Reproduce the listing below verbatim, line for line.

******************************

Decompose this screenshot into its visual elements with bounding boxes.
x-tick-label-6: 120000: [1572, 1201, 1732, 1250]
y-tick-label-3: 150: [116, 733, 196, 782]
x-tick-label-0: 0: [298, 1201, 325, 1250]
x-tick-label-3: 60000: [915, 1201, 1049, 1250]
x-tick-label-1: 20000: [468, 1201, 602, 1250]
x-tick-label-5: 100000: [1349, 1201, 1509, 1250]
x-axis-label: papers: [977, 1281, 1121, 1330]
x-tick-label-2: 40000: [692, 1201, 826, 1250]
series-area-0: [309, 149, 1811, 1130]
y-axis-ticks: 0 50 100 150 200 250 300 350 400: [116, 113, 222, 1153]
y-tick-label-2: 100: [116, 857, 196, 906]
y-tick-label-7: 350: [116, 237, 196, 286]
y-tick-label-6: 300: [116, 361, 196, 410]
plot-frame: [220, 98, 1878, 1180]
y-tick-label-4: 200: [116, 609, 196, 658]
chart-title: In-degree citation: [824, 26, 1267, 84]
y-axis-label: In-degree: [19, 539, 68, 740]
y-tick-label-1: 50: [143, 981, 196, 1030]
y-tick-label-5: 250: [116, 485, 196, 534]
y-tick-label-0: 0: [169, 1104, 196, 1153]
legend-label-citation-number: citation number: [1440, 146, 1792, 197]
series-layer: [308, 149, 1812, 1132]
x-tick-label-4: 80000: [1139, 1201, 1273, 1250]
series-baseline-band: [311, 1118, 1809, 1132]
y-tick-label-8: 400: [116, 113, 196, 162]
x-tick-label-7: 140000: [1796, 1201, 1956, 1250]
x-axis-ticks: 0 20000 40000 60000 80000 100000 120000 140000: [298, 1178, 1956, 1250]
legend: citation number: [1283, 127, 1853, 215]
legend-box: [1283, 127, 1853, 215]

******************************

- Right answer -
Decompose this screenshot into its visual elements with bounding boxes.
x-tick-label-6: 120000: [1572, 1201, 1732, 1250]
y-tick-label-3: 150: [116, 733, 196, 782]
x-tick-label-0: 0: [298, 1201, 325, 1250]
x-tick-label-3: 60000: [915, 1201, 1049, 1250]
x-tick-label-1: 20000: [468, 1201, 602, 1250]
x-tick-label-5: 100000: [1349, 1201, 1509, 1250]
x-axis-label: papers: [977, 1281, 1121, 1330]
x-tick-label-2: 40000: [692, 1201, 826, 1250]
series-area-0: [309, 149, 1811, 1130]
y-axis-ticks: 0 50 100 150 200 250 300 350 400: [116, 113, 222, 1153]
y-tick-label-2: 100: [116, 857, 196, 906]
y-tick-label-7: 350: [116, 237, 196, 286]
y-tick-label-6: 300: [116, 361, 196, 410]
plot-frame: [220, 98, 1878, 1180]
y-tick-label-4: 200: [116, 609, 196, 658]
chart-title: In-degree citation: [824, 26, 1267, 84]
y-axis-label: In-degree: [19, 539, 68, 740]
y-tick-label-1: 50: [143, 981, 196, 1030]
y-tick-label-5: 250: [116, 485, 196, 534]
y-tick-label-0: 0: [169, 1104, 196, 1153]
legend-label-citation-number: citation number: [1440, 146, 1792, 197]
series-layer: [308, 149, 1812, 1132]
x-tick-label-4: 80000: [1139, 1201, 1273, 1250]
series-baseline-band: [311, 1118, 1809, 1132]
y-tick-label-8: 400: [116, 113, 196, 162]
x-tick-label-7: 140000: [1796, 1201, 1956, 1250]
x-axis-ticks: 0 20000 40000 60000 80000 100000 120000 140000: [298, 1178, 1956, 1250]
legend: citation number: [1283, 127, 1853, 215]
legend-box: [1283, 127, 1853, 215]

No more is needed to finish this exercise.